━━ Working data ━━

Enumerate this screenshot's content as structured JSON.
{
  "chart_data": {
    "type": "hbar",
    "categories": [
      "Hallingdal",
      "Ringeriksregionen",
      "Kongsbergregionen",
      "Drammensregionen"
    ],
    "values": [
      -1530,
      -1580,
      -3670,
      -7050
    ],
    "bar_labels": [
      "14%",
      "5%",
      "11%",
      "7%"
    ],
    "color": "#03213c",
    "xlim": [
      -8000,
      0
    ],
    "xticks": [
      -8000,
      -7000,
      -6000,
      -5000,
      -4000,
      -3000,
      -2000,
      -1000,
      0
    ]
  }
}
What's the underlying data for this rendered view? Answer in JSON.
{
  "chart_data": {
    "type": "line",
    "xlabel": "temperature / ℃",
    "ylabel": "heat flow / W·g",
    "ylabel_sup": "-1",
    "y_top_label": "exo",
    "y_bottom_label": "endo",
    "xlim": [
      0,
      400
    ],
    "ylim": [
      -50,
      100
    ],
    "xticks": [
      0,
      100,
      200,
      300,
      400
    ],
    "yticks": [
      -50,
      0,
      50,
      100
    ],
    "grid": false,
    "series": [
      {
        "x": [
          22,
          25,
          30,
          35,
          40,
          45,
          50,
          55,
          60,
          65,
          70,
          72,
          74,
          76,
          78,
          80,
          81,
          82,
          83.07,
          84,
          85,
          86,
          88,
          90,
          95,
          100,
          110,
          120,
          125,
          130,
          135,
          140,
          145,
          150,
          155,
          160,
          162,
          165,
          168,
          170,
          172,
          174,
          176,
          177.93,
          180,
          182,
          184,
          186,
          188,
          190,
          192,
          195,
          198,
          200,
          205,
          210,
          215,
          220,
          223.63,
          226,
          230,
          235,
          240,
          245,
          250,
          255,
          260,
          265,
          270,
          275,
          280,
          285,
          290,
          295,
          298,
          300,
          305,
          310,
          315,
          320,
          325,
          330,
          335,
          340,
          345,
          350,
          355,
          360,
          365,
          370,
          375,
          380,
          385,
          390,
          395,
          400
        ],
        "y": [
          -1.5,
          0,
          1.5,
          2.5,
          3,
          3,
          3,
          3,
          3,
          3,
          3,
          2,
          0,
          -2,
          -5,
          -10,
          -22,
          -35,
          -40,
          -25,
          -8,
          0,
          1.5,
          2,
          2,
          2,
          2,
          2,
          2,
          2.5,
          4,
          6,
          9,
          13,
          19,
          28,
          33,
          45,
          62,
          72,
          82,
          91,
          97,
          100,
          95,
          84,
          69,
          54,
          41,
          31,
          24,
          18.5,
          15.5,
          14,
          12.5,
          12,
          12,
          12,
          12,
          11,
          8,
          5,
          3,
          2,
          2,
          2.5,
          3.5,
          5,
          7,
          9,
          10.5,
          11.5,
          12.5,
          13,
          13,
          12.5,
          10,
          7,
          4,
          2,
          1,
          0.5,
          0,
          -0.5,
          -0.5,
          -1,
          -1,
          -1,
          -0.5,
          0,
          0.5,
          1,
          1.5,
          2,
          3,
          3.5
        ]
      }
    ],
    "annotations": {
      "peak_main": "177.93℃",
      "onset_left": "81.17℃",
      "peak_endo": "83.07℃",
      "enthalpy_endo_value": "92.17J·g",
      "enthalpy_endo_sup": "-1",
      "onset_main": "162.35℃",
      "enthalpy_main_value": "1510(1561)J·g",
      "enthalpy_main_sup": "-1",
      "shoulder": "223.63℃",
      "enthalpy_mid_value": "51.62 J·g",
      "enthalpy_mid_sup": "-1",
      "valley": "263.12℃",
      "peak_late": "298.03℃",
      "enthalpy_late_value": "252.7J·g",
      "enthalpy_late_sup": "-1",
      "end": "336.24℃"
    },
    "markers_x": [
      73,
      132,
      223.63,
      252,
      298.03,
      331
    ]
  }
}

━━━

Exercise aim >>
Exactly as shown, repeat every record.

Right answer >>
Enumerate this screenshot's content as structured JSON.
{
  "chart_data": {
    "type": "hbar",
    "categories": [
      "Hallingdal",
      "Ringeriksregionen",
      "Kongsbergregionen",
      "Drammensregionen"
    ],
    "values": [
      -1530,
      -1580,
      -3670,
      -7050
    ],
    "bar_labels": [
      "14%",
      "5%",
      "11%",
      "7%"
    ],
    "color": "#03213c",
    "xlim": [
      -8000,
      0
    ],
    "xticks": [
      -8000,
      -7000,
      -6000,
      -5000,
      -4000,
      -3000,
      -2000,
      -1000,
      0
    ]
  }
}
What's the underlying data for this rendered view? Answer in JSON.
{
  "chart_data": {
    "type": "line",
    "xlabel": "temperature / ℃",
    "ylabel": "heat flow / W·g",
    "ylabel_sup": "-1",
    "y_top_label": "exo",
    "y_bottom_label": "endo",
    "xlim": [
      0,
      400
    ],
    "ylim": [
      -50,
      100
    ],
    "xticks": [
      0,
      100,
      200,
      300,
      400
    ],
    "yticks": [
      -50,
      0,
      50,
      100
    ],
    "grid": false,
    "series": [
      {
        "x": [
          22,
          25,
          30,
          35,
          40,
          45,
          50,
          55,
          60,
          65,
          70,
          72,
          74,
          76,
          78,
          80,
          81,
          82,
          83.07,
          84,
          85,
          86,
          88,
          90,
          95,
          100,
          110,
          120,
          125,
          130,
          135,
          140,
          145,
          150,
          155,
          160,
          162,
          165,
          168,
          170,
          172,
          174,
          176,
          177.93,
          180,
          182,
          184,
          186,
          188,
          190,
          192,
          195,
          198,
          200,
          205,
          210,
          215,
          220,
          223.63,
          226,
          230,
          235,
          240,
          245,
          250,
          255,
          260,
          265,
          270,
          275,
          280,
          285,
          290,
          295,
          298,
          300,
          305,
          310,
          315,
          320,
          325,
          330,
          335,
          340,
          345,
          350,
          355,
          360,
          365,
          370,
          375,
          380,
          385,
          390,
          395,
          400
        ],
        "y": [
          -1.5,
          0,
          1.5,
          2.5,
          3,
          3,
          3,
          3,
          3,
          3,
          3,
          2,
          0,
          -2,
          -5,
          -10,
          -22,
          -35,
          -40,
          -25,
          -8,
          0,
          1.5,
          2,
          2,
          2,
          2,
          2,
          2,
          2.5,
          4,
          6,
          9,
          13,
          19,
          28,
          33,
          45,
          62,
          72,
          82,
          91,
          97,
          100,
          95,
          84,
          69,
          54,
          41,
          31,
          24,
          18.5,
          15.5,
          14,
          12.5,
          12,
          12,
          12,
          12,
          11,
          8,
          5,
          3,
          2,
          2,
          2.5,
          3.5,
          5,
          7,
          9,
          10.5,
          11.5,
          12.5,
          13,
          13,
          12.5,
          10,
          7,
          4,
          2,
          1,
          0.5,
          0,
          -0.5,
          -0.5,
          -1,
          -1,
          -1,
          -0.5,
          0,
          0.5,
          1,
          1.5,
          2,
          3,
          3.5
        ]
      }
    ],
    "annotations": {
      "peak_main": "177.93℃",
      "onset_left": "81.17℃",
      "peak_endo": "83.07℃",
      "enthalpy_endo_value": "92.17J·g",
      "enthalpy_endo_sup": "-1",
      "onset_main": "162.35℃",
      "enthalpy_main_value": "1510(1561)J·g",
      "enthalpy_main_sup": "-1",
      "shoulder": "223.63℃",
      "enthalpy_mid_value": "51.62 J·g",
      "enthalpy_mid_sup": "-1",
      "valley": "263.12℃",
      "peak_late": "298.03℃",
      "enthalpy_late_value": "252.7J·g",
      "enthalpy_late_sup": "-1",
      "end": "336.24℃"
    },
    "markers_x": [
      73,
      132,
      223.63,
      252,
      298.03,
      331
    ]
  }
}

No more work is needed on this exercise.